### [WORK TO COMPLETE]
Reproduce the data below in full and exclude every picture.

### [RECORDED INFORMATION]
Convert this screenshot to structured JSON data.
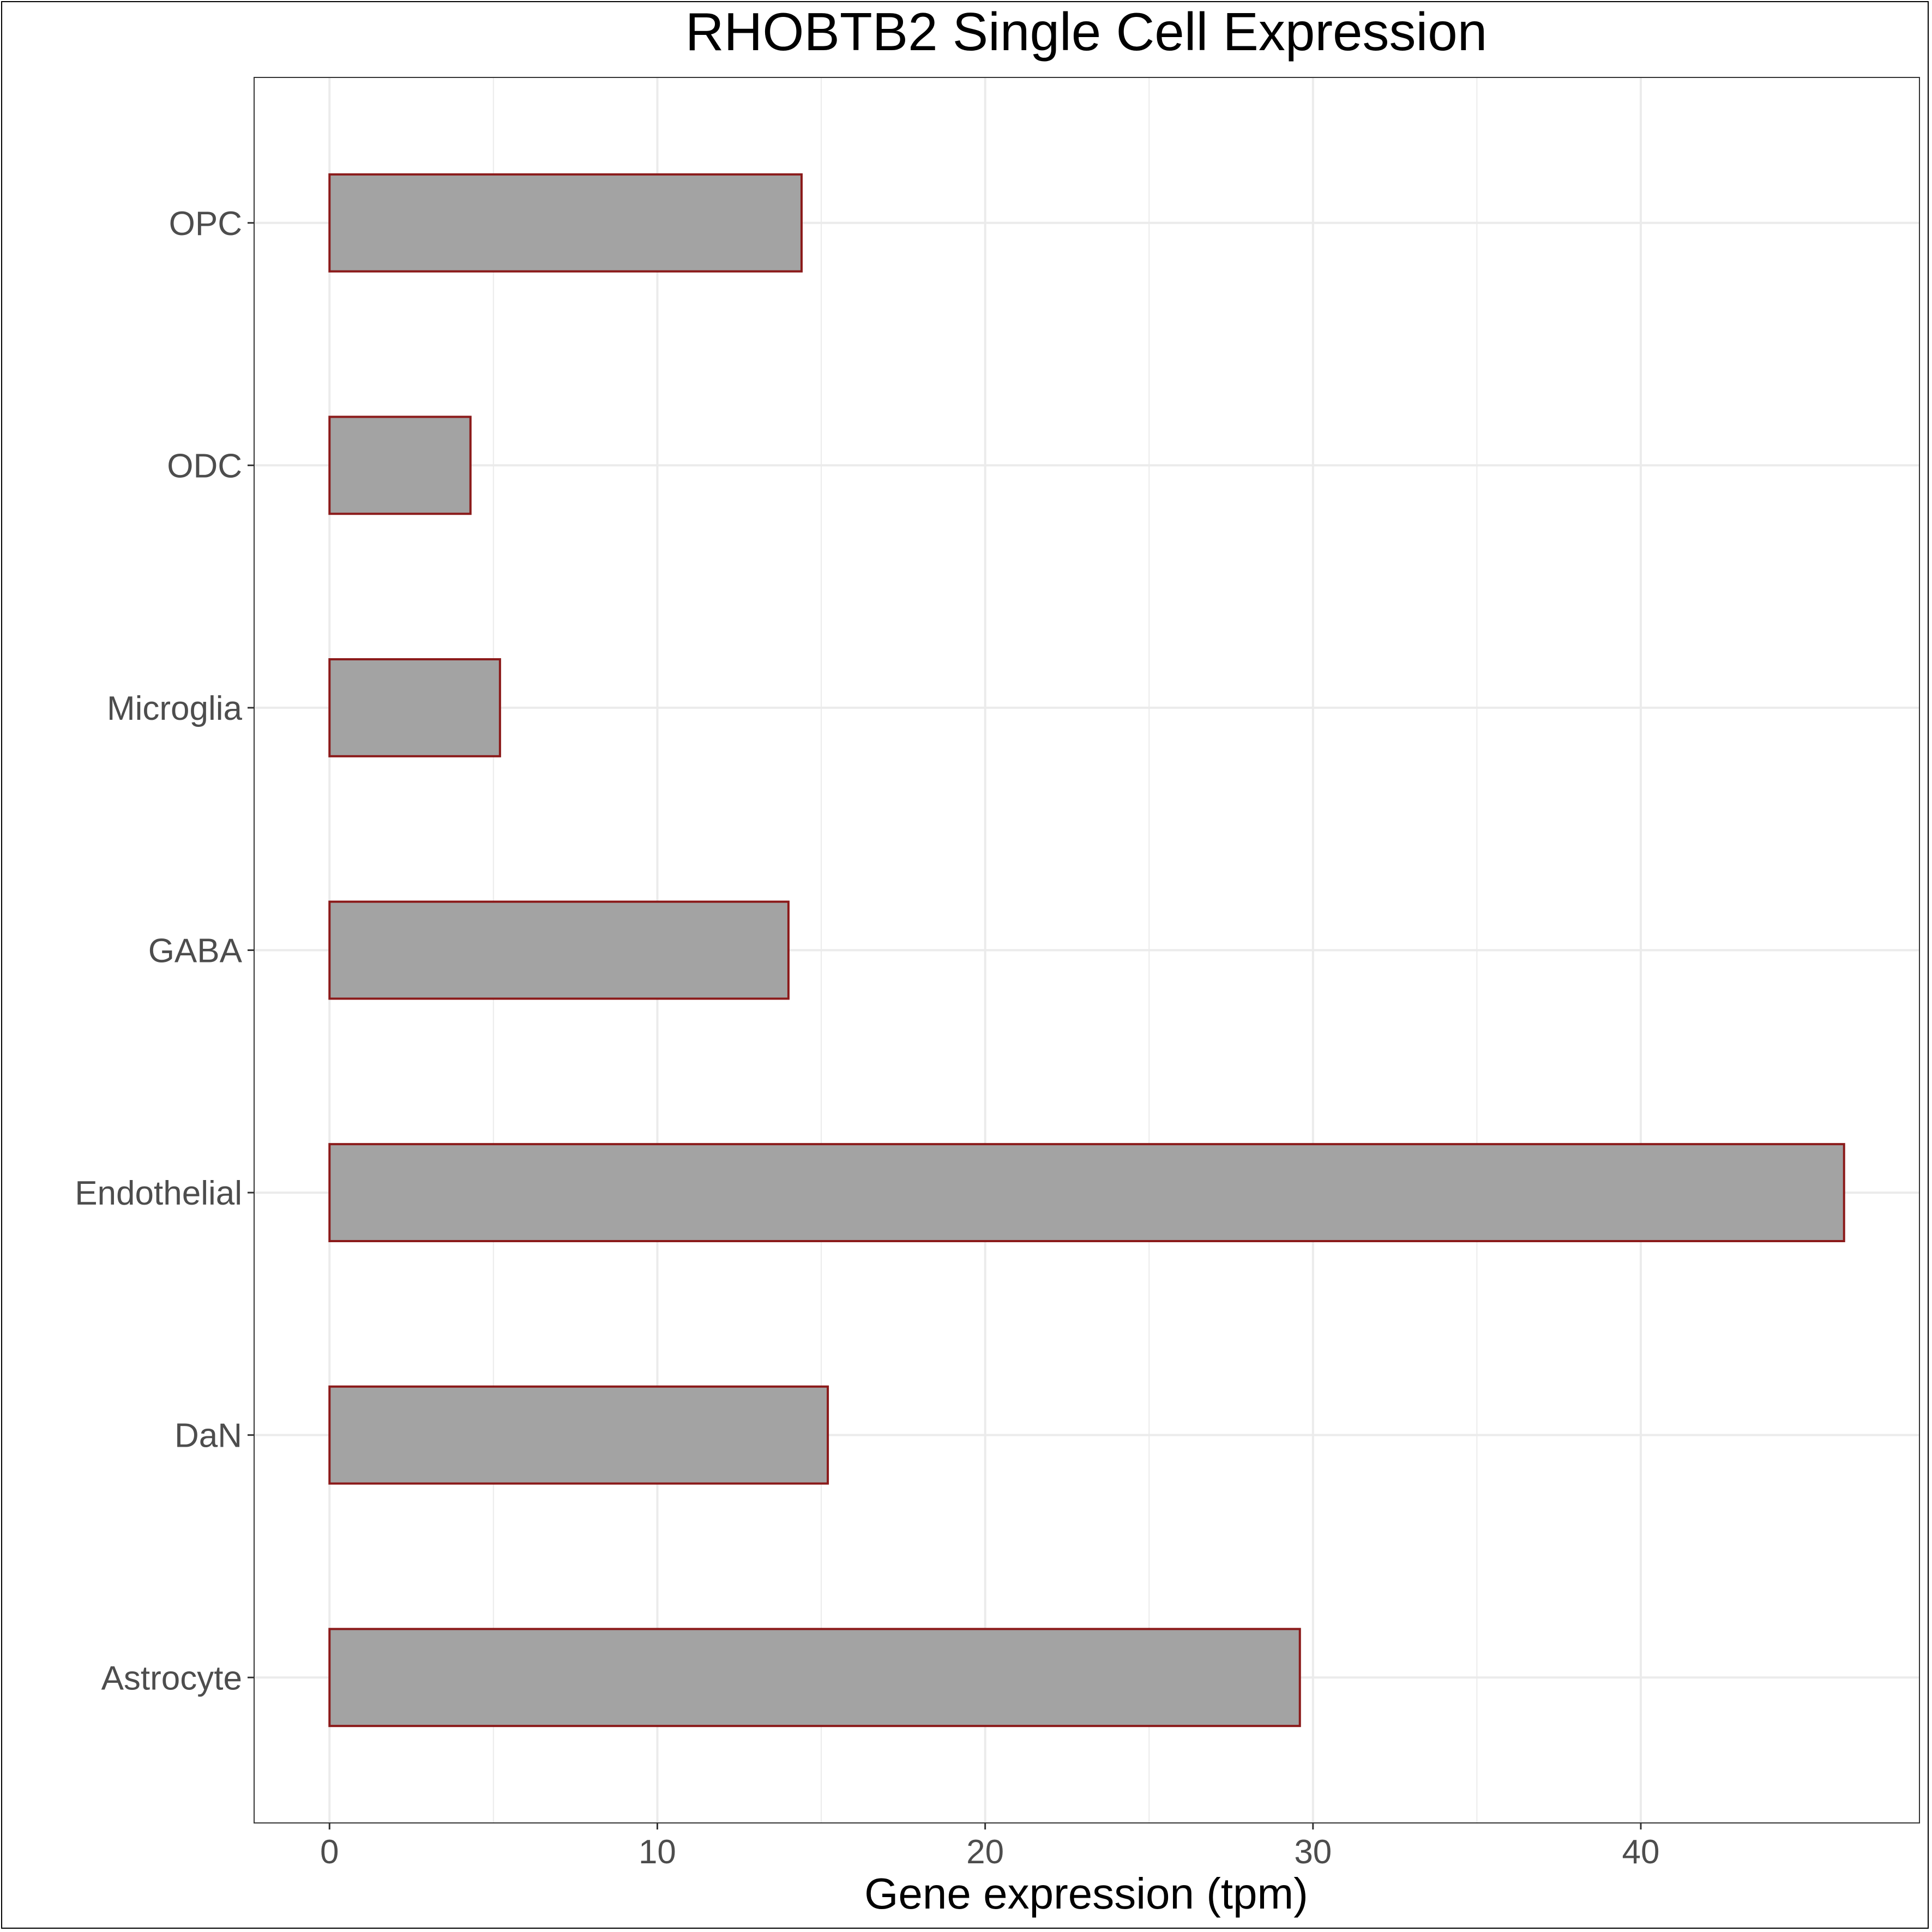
{
  "chart_data": {
    "type": "bar",
    "orientation": "horizontal",
    "title": "RHOBTB2 Single Cell Expression",
    "xlabel": "Gene expression (tpm)",
    "ylabel": "",
    "categories": [
      "Astrocyte",
      "DaN",
      "Endothelial",
      "GABA",
      "Microglia",
      "ODC",
      "OPC"
    ],
    "values": [
      29.6,
      15.2,
      46.2,
      14.0,
      5.2,
      4.3,
      14.4
    ],
    "xlim": [
      -2.3,
      48.5
    ],
    "xticks": [
      0,
      10,
      20,
      30,
      40
    ],
    "xtick_labels": [
      "0",
      "10",
      "20",
      "30",
      "40"
    ],
    "grid": true,
    "legend": "none",
    "colors": {
      "bar_fill": "#a3a3a3",
      "bar_stroke": "#8b1a1a",
      "grid": "#ebebeb",
      "panel_border": "#333333"
    }
  }
}
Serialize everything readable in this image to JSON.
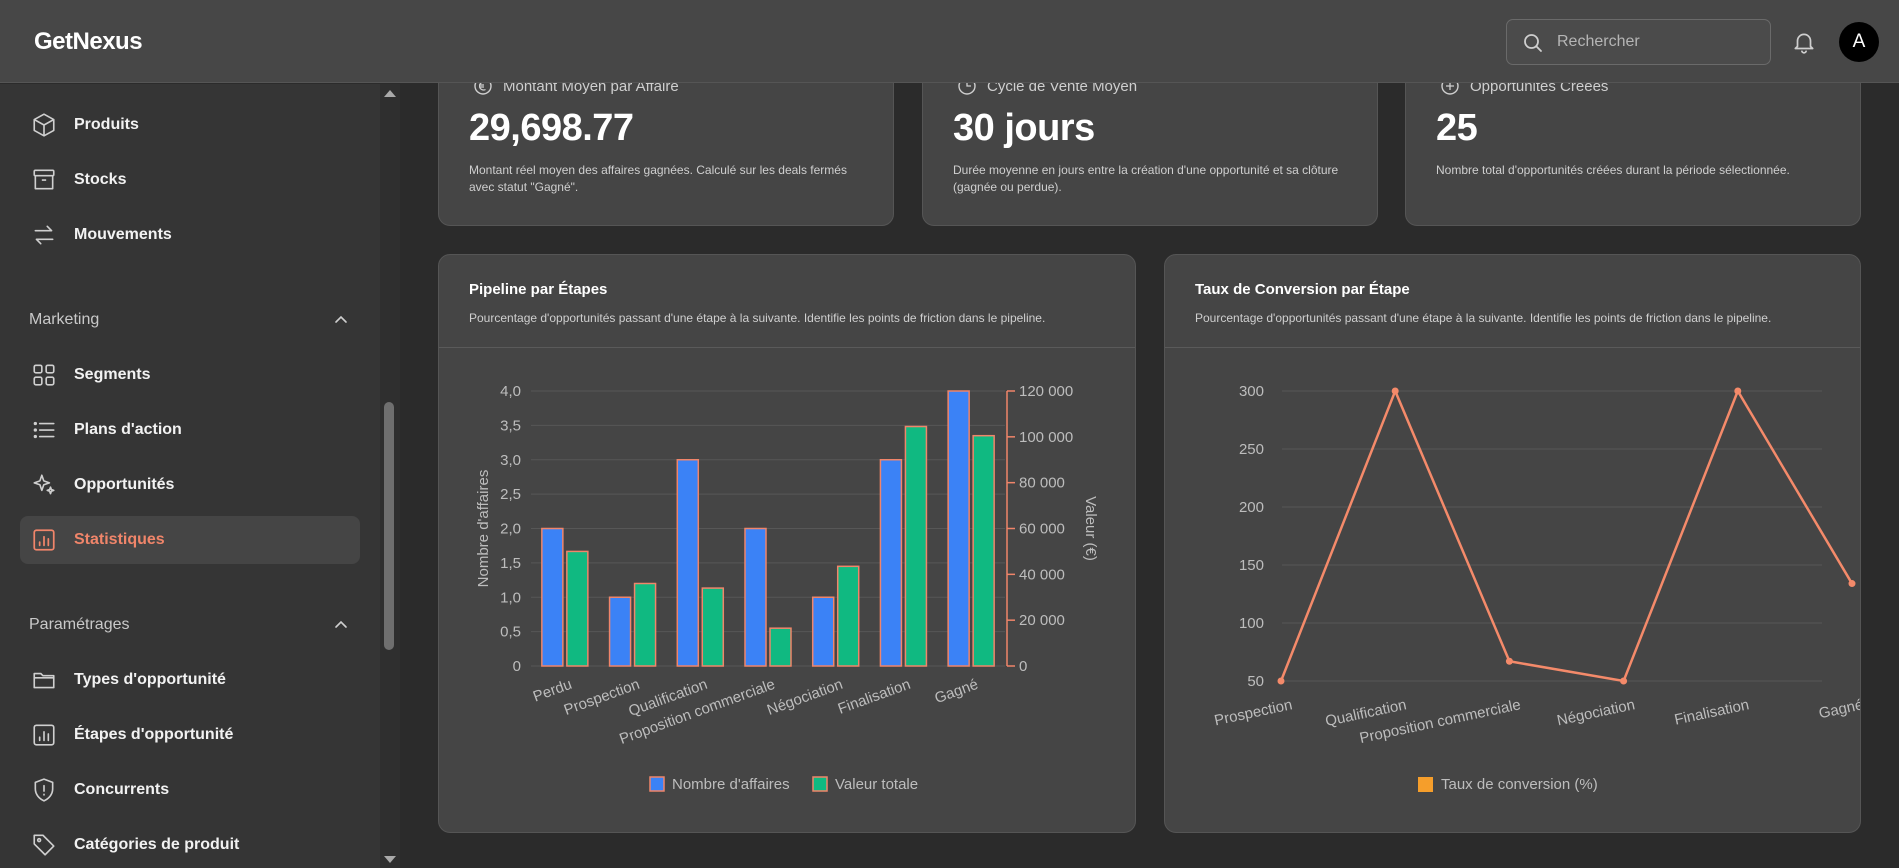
{
  "header": {
    "brand": "GetNexus",
    "search_placeholder": "Rechercher",
    "avatar_initial": "A"
  },
  "sidebar": {
    "items_top": [
      {
        "label": "Produits",
        "icon": "cube-icon"
      },
      {
        "label": "Stocks",
        "icon": "archive-icon"
      },
      {
        "label": "Mouvements",
        "icon": "arrows-swap-icon"
      }
    ],
    "marketing": {
      "title": "Marketing",
      "items": [
        {
          "label": "Segments",
          "icon": "grid-icon"
        },
        {
          "label": "Plans d'action",
          "icon": "list-icon"
        },
        {
          "label": "Opportunités",
          "icon": "sparkles-icon"
        },
        {
          "label": "Statistiques",
          "icon": "bar-chart-icon",
          "active": true
        }
      ]
    },
    "settings": {
      "title": "Paramétrages",
      "items": [
        {
          "label": "Types d'opportunité",
          "icon": "folder-icon"
        },
        {
          "label": "Étapes d'opportunité",
          "icon": "bar-chart-icon"
        },
        {
          "label": "Concurrents",
          "icon": "shield-alert-icon"
        },
        {
          "label": "Catégories de produit",
          "icon": "tag-icon"
        }
      ]
    }
  },
  "stats": [
    {
      "title": "Montant Moyen par Affaire",
      "value": "29,698.77",
      "desc": "Montant réel moyen des affaires gagnées. Calculé sur les deals fermés avec statut \"Gagné\".",
      "icon": "euro-icon"
    },
    {
      "title": "Cycle de Vente Moyen",
      "value": "30 jours",
      "desc": "Durée moyenne en jours entre la création d'une opportunité et sa clôture (gagnée ou perdue).",
      "icon": "clock-icon"
    },
    {
      "title": "Opportunités Créées",
      "value": "25",
      "desc": "Nombre total d'opportunités créées durant la période sélectionnée.",
      "icon": "plus-circle-icon"
    }
  ],
  "colors": {
    "accent": "#f0856a",
    "blue": "#3b82f6",
    "green": "#10b981",
    "line": "#f48a6a",
    "legend_orange": "#f59e2b"
  },
  "chart_data": [
    {
      "type": "bar",
      "title": "Pipeline par Étapes",
      "subtitle": "Pourcentage d'opportunités passant d'une étape à la suivante. Identifie les points de friction dans le pipeline.",
      "categories": [
        "Perdu",
        "Prospection",
        "Qualification",
        "Proposition commerciale",
        "Négociation",
        "Finalisation",
        "Gagné"
      ],
      "series": [
        {
          "name": "Nombre d'affaires",
          "axis": "left",
          "values": [
            2,
            1,
            3,
            2,
            1,
            3,
            4
          ]
        },
        {
          "name": "Valeur totale",
          "axis": "right",
          "values": [
            50000,
            36000,
            34000,
            16500,
            43500,
            104500,
            100500
          ]
        }
      ],
      "ylabel": "Nombre d'affaires",
      "y2label": "Valeur (€)",
      "ylim": [
        0,
        4
      ],
      "y2lim": [
        0,
        120000
      ],
      "yticks": [
        "0",
        "0,5",
        "1,0",
        "1,5",
        "2,0",
        "2,5",
        "3,0",
        "3,5",
        "4,0"
      ],
      "y2ticks": [
        "0",
        "20 000",
        "40 000",
        "60 000",
        "80 000",
        "100 000",
        "120 000"
      ],
      "grid": true,
      "legend": "bottom"
    },
    {
      "type": "line",
      "title": "Taux de Conversion par Étape",
      "subtitle": "Pourcentage d'opportunités passant d'une étape à la suivante. Identifie les points de friction dans le pipeline.",
      "categories": [
        "Prospection",
        "Qualification",
        "Proposition commerciale",
        "Négociation",
        "Finalisation",
        "Gagné"
      ],
      "series": [
        {
          "name": "Taux de conversion (%)",
          "values": [
            50,
            300,
            67,
            50,
            300,
            134
          ]
        }
      ],
      "ylim": [
        50,
        300
      ],
      "yticks": [
        "50",
        "100",
        "150",
        "200",
        "250",
        "300"
      ],
      "grid": true,
      "legend": "bottom"
    }
  ]
}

### [EXERCISE SOLUTION]
Convert this screenshot to structured JSON data.
{
  "chart_data": {
    "type": "bar",
    "orientation": "horizontal",
    "title": "RHOBTB2 Single Cell Expression",
    "xlabel": "Gene expression (tpm)",
    "ylabel": "",
    "categories": [
      "Astrocyte",
      "DaN",
      "Endothelial",
      "GABA",
      "Microglia",
      "ODC",
      "OPC"
    ],
    "values": [
      29.6,
      15.2,
      46.2,
      14.0,
      5.2,
      4.3,
      14.4
    ],
    "xlim": [
      -2.3,
      48.5
    ],
    "xticks": [
      0,
      10,
      20,
      30,
      40
    ],
    "xtick_labels": [
      "0",
      "10",
      "20",
      "30",
      "40"
    ],
    "grid": true,
    "legend": "none",
    "colors": {
      "bar_fill": "#a3a3a3",
      "bar_stroke": "#8b1a1a",
      "grid": "#ebebeb",
      "panel_border": "#333333"
    }
  }
}
Serialize everything readable in this image to JSON.
{
  "header": {
    "brand": "GetNexus",
    "search_placeholder": "Rechercher",
    "avatar_initial": "A"
  },
  "sidebar": {
    "items_top": [
      {
        "label": "Produits",
        "icon": "cube-icon"
      },
      {
        "label": "Stocks",
        "icon": "archive-icon"
      },
      {
        "label": "Mouvements",
        "icon": "arrows-swap-icon"
      }
    ],
    "marketing": {
      "title": "Marketing",
      "items": [
        {
          "label": "Segments",
          "icon": "grid-icon"
        },
        {
          "label": "Plans d'action",
          "icon": "list-icon"
        },
        {
          "label": "Opportunités",
          "icon": "sparkles-icon"
        },
        {
          "label": "Statistiques",
          "icon": "bar-chart-icon",
          "active": true
        }
      ]
    },
    "settings": {
      "title": "Paramétrages",
      "items": [
        {
          "label": "Types d'opportunité",
          "icon": "folder-icon"
        },
        {
          "label": "Étapes d'opportunité",
          "icon": "bar-chart-icon"
        },
        {
          "label": "Concurrents",
          "icon": "shield-alert-icon"
        },
        {
          "label": "Catégories de produit",
          "icon": "tag-icon"
        }
      ]
    }
  },
  "stats": [
    {
      "title": "Montant Moyen par Affaire",
      "value": "29,698.77",
      "desc": "Montant réel moyen des affaires gagnées. Calculé sur les deals fermés avec statut \"Gagné\".",
      "icon": "euro-icon"
    },
    {
      "title": "Cycle de Vente Moyen",
      "value": "30 jours",
      "desc": "Durée moyenne en jours entre la création d'une opportunité et sa clôture (gagnée ou perdue).",
      "icon": "clock-icon"
    },
    {
      "title": "Opportunités Créées",
      "value": "25",
      "desc": "Nombre total d'opportunités créées durant la période sélectionnée.",
      "icon": "plus-circle-icon"
    }
  ],
  "colors": {
    "accent": "#f0856a",
    "blue": "#3b82f6",
    "green": "#10b981",
    "line": "#f48a6a",
    "legend_orange": "#f59e2b"
  },
  "chart_data": [
    {
      "type": "bar",
      "title": "Pipeline par Étapes",
      "subtitle": "Pourcentage d'opportunités passant d'une étape à la suivante. Identifie les points de friction dans le pipeline.",
      "categories": [
        "Perdu",
        "Prospection",
        "Qualification",
        "Proposition commerciale",
        "Négociation",
        "Finalisation",
        "Gagné"
      ],
      "series": [
        {
          "name": "Nombre d'affaires",
          "axis": "left",
          "values": [
            2,
            1,
            3,
            2,
            1,
            3,
            4
          ]
        },
        {
          "name": "Valeur totale",
          "axis": "right",
          "values": [
            50000,
            36000,
            34000,
            16500,
            43500,
            104500,
            100500
          ]
        }
      ],
      "ylabel": "Nombre d'affaires",
      "y2label": "Valeur (€)",
      "ylim": [
        0,
        4
      ],
      "y2lim": [
        0,
        120000
      ],
      "yticks": [
        "0",
        "0,5",
        "1,0",
        "1,5",
        "2,0",
        "2,5",
        "3,0",
        "3,5",
        "4,0"
      ],
      "y2ticks": [
        "0",
        "20 000",
        "40 000",
        "60 000",
        "80 000",
        "100 000",
        "120 000"
      ],
      "grid": true,
      "legend": "bottom"
    },
    {
      "type": "line",
      "title": "Taux de Conversion par Étape",
      "subtitle": "Pourcentage d'opportunités passant d'une étape à la suivante. Identifie les points de friction dans le pipeline.",
      "categories": [
        "Prospection",
        "Qualification",
        "Proposition commerciale",
        "Négociation",
        "Finalisation",
        "Gagné"
      ],
      "series": [
        {
          "name": "Taux de conversion (%)",
          "values": [
            50,
            300,
            67,
            50,
            300,
            134
          ]
        }
      ],
      "ylim": [
        50,
        300
      ],
      "yticks": [
        "50",
        "100",
        "150",
        "200",
        "250",
        "300"
      ],
      "grid": true,
      "legend": "bottom"
    }
  ]
}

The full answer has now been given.